Okuma metni:

::::::::

LKG'nizi demokratik olarak yönetmek hayati önem taşır eğer buna gerçekten inanıyorsanız. Bu ifadeyi, açıklayacağım gibi göründüğünden daha ılımlı bir niyetle kullanıyorum.
LKG politikaları konusundaki hissedilir sorunlar bir komediye dönüşür: Aslında genelde ciddi şeyler yoktur. Görüş ayrılıkları ya teknoloji ile etraflarına mühendislik yaparak (Linux-vari çözüm) veya tarafların birbirlerine paralel çabalamalarını sağlayarak çözülebilir. Dahası, en "demokratik" LKG'ler bile, saat mekanizması gibi, doldurulması gereken konum sayısı kadar aday belirler, bir tek kişi fazla değil.
Bu uygulamalar ile boş işler olarak dalga geçmek cazip gelmektedir ama benim niyetim bu değildir. Daha çok, daha önemli bir konuya dikkat çekmek için değiniyorum: kilit gönüllüleri çekmek ve tutmak grubun başarısı için hayatidir. Bunu sağlayan her şey iyidir. Bazı gruplarda vurgulanan "demokratik" uygulamanın, bağımsız olsun veya olmasın, katılımı teşvik ettiği ve seçilenlere bir statü duygusu, yasallık ve katılım duygusu verdiği görünmektedir. Bunlar iyi şeyler.

::::::::

Veri kümesinde listelenen öğeler:
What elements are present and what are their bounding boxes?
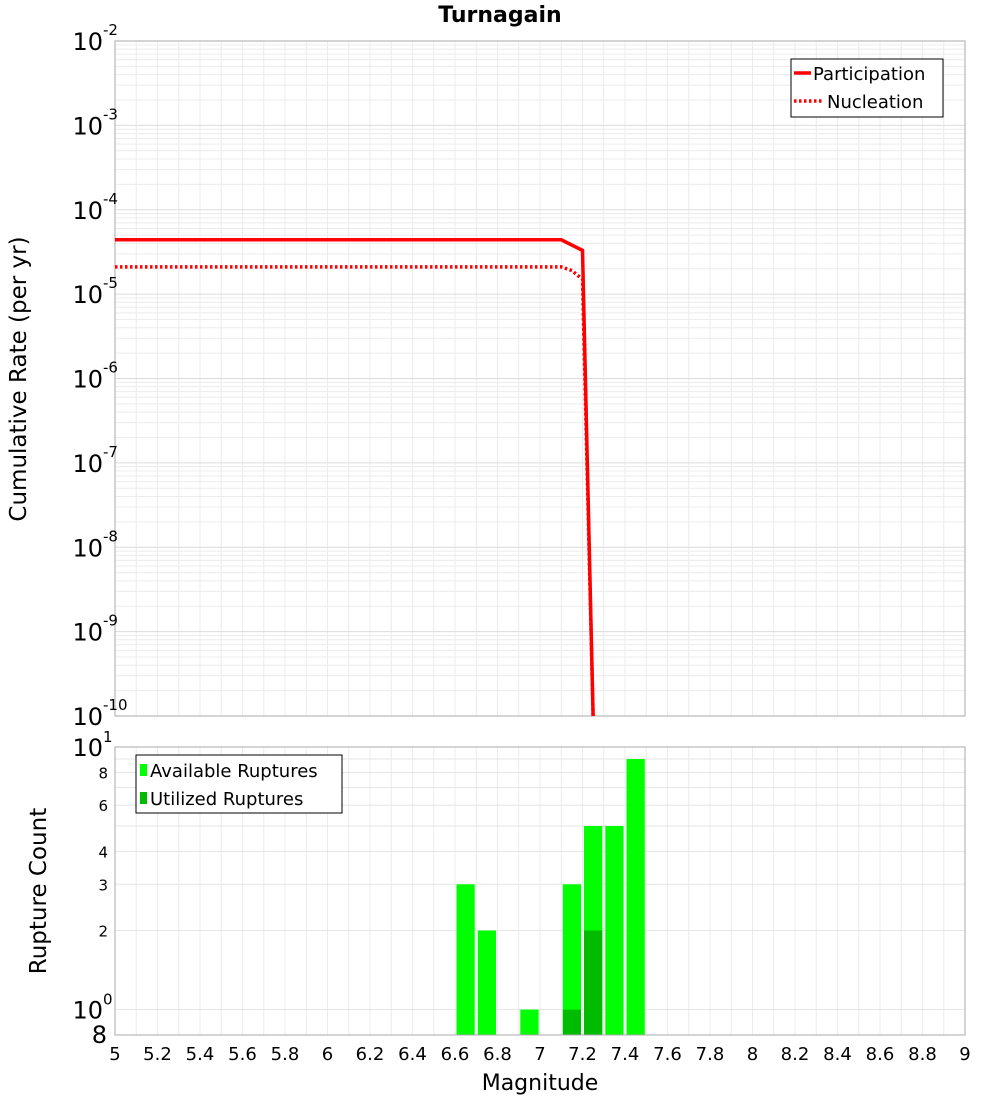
top-y-tick-label: 10 bbox=[72, 197, 103, 225]
bottom-legend-box bbox=[135, 754, 343, 814]
bottom-plot-frame bbox=[114, 746, 966, 1036]
bottom-y-tick-label: 8 bbox=[98, 764, 108, 782]
top-y-tick-exponent: -8 bbox=[103, 527, 118, 545]
x-tick-label: 7.4 bbox=[611, 1044, 640, 1065]
top-legend: Participation Nucleation bbox=[790, 58, 944, 118]
x-tick-label: 7.6 bbox=[653, 1044, 682, 1065]
top-y-tick-label: 10 bbox=[72, 281, 103, 309]
x-tick-label: 8.2 bbox=[781, 1044, 810, 1065]
available-rupture-bar bbox=[562, 884, 581, 1035]
x-tick-label: 8 bbox=[747, 1044, 758, 1065]
top-y-tick-exponent: -10 bbox=[103, 696, 128, 714]
x-tick-label: 5.2 bbox=[143, 1044, 172, 1065]
available-rupture-bar bbox=[605, 826, 624, 1035]
top-y-tick-exponent: -5 bbox=[103, 274, 118, 292]
top-plot-grid bbox=[114, 41, 966, 717]
bottom-y-axis-label: Rupture Count bbox=[26, 808, 52, 974]
legend-nucleation-label: Nucleation bbox=[827, 92, 923, 113]
top-y-tick-exponent: -7 bbox=[103, 443, 118, 461]
top-y-tick-label: 10 bbox=[72, 534, 103, 562]
x-axis-label: Magnitude bbox=[482, 1071, 599, 1096]
bottom-y-decade-label: 10 bbox=[72, 997, 103, 1025]
top-y-tick-exponent: -2 bbox=[103, 21, 118, 39]
top-y-tick-exponent: -4 bbox=[103, 190, 118, 208]
top-y-tick-exponent: -6 bbox=[103, 359, 118, 377]
x-tick-label: 8.4 bbox=[823, 1044, 852, 1065]
available-rupture-bar bbox=[520, 1009, 539, 1035]
x-tick-label: 5.8 bbox=[271, 1044, 300, 1065]
x-tick-label: 5 bbox=[109, 1044, 120, 1065]
x-tick-label: 7 bbox=[534, 1044, 545, 1065]
bottom-y-tick-label: 6 bbox=[98, 797, 108, 815]
bottom-y-decade-exponent: 1 bbox=[103, 728, 113, 746]
top-y-tick-label: 10 bbox=[72, 703, 103, 731]
available-rupture-bar bbox=[456, 884, 475, 1035]
legend-available-swatch bbox=[140, 764, 147, 776]
top-y-tick-label: 10 bbox=[72, 366, 103, 394]
bottom-y-decade-label: 10 bbox=[72, 734, 103, 762]
top-plot-frame bbox=[114, 40, 966, 717]
bottom-y-tick-label: 2 bbox=[98, 923, 108, 941]
utilized-rupture-bar bbox=[584, 930, 603, 1035]
legend-available-label: Available Ruptures bbox=[150, 761, 318, 782]
top-y-tick-label: 10 bbox=[72, 619, 103, 647]
x-tick-label: 5.4 bbox=[186, 1044, 215, 1065]
legend-participation-label: Participation bbox=[813, 64, 925, 85]
bottom-y-tick-label: 3 bbox=[98, 876, 108, 894]
x-tick-label: 6.8 bbox=[483, 1044, 512, 1065]
chart-title: Turnagain bbox=[438, 3, 561, 28]
top-legend-box bbox=[790, 58, 944, 118]
top-plot-series bbox=[115, 238, 595, 717]
top-y-tick-exponent: -3 bbox=[103, 105, 118, 123]
x-tick-label: 6.4 bbox=[398, 1044, 427, 1065]
nucleation-line bbox=[115, 265, 595, 717]
x-tick-label: 7.2 bbox=[568, 1044, 597, 1065]
bottom-y-min-label: 8 bbox=[92, 1021, 107, 1049]
x-tick-label: 5.6 bbox=[228, 1044, 257, 1065]
top-y-axis-label: Cumulative Rate (per yr) bbox=[6, 236, 32, 521]
x-tick-label: 6 bbox=[322, 1044, 333, 1065]
top-y-tick-label: 10 bbox=[72, 28, 103, 56]
x-tick-label: 6.6 bbox=[441, 1044, 470, 1065]
utilized-rupture-bar bbox=[562, 1009, 581, 1035]
bottom-plot-bars bbox=[456, 759, 645, 1035]
x-tick-label: 7.8 bbox=[696, 1044, 725, 1065]
bottom-y-decade-exponent: 0 bbox=[103, 991, 113, 1009]
available-rupture-bar bbox=[477, 930, 496, 1035]
legend-utilized-swatch bbox=[140, 792, 147, 804]
x-tick-label: 8.6 bbox=[866, 1044, 895, 1065]
top-y-tick-label: 10 bbox=[72, 450, 103, 478]
bottom-x-tick-labels: 5 5.2 5.4 5.6 5.8 6 6.2 6.4 6.6 6.8 7 7.2 7.4 7.6 7.8 8… bbox=[109, 1044, 970, 1065]
top-y-tick-labels: 10-210-310-410-510-610-710-810-910-10 bbox=[72, 21, 127, 731]
x-tick-label: 8.8 bbox=[908, 1044, 937, 1065]
top-y-tick-label: 10 bbox=[72, 112, 103, 140]
x-tick-label: 9 bbox=[959, 1044, 970, 1065]
legend-utilized-label: Utilized Ruptures bbox=[150, 789, 303, 810]
available-rupture-bar bbox=[626, 759, 645, 1035]
x-tick-label: 6.2 bbox=[356, 1044, 385, 1065]
bottom-y-tick-label: 4 bbox=[98, 843, 108, 861]
bottom-legend: Available Ruptures Utilized Ruptures bbox=[135, 754, 343, 814]
top-y-tick-exponent: -9 bbox=[103, 612, 118, 630]
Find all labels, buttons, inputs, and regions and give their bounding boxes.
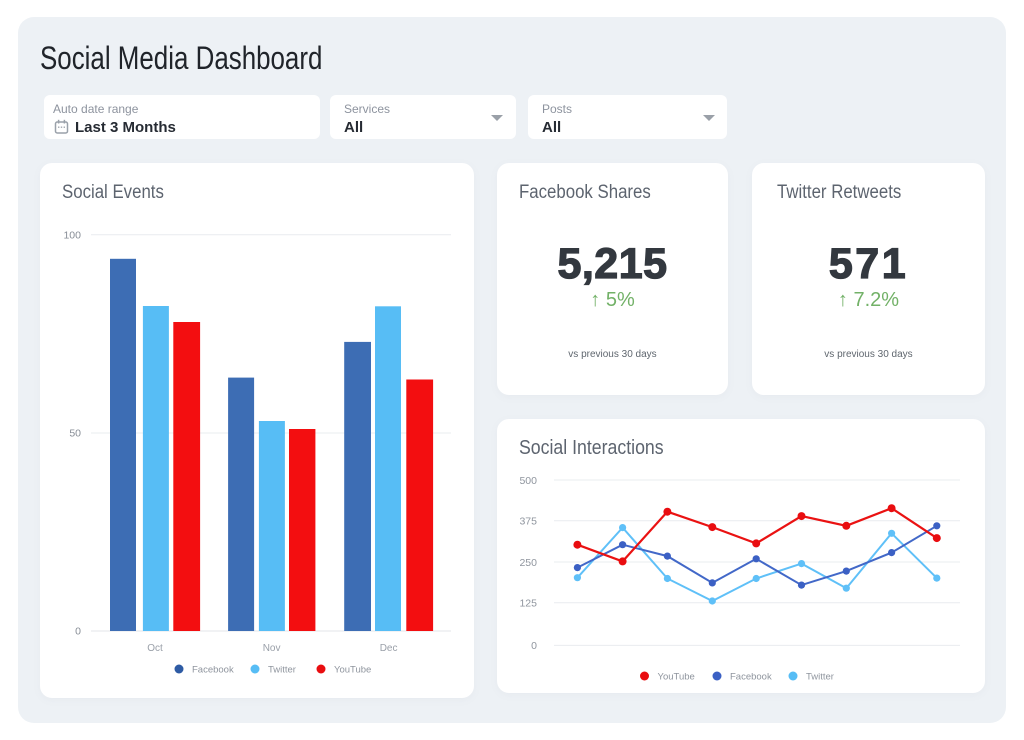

::::::::

Zorunlu görev 1:
Metne göre aşağıdaki soruları cevaplayın.
(a) Görüş ayrılıkları hangi iki yolla çözülebilir?
(b) En "demokratik" LKG'ler bile kaç aday belirler?
(c) Grubun başarısı için hayati olan nedir?
Zorunlu görev 2:
Metinden "LKG'nizi demokratik olarak" ile "bir niyetle kullanıyorum." arasındaki bölümü, bu ifadeler de dâhil olmak üzere aynen çıkarın.

Çözümlü cevap 1:
(a) Teknoloji ile etraflarına mühendislik yaparak (Linux-vari çözüm) veya tarafların birbirlerine paralel çabalamalarını sağlayarak.
(b) Doldurulması gereken konum sayısı kadar aday belirler, bir tek kişi fazla değil.
(c) Kilit gönüllüleri çekmek ve tutmak.

Çözümlü cevap 2:
LKG'nizi demokratik olarak yönetmek hayati önem taşır eğer buna gerçekten inanıyorsanız. Bu ifadeyi, açıklayacağım gibi göründüğünden daha ılımlı bir niyetle kullanıyorum.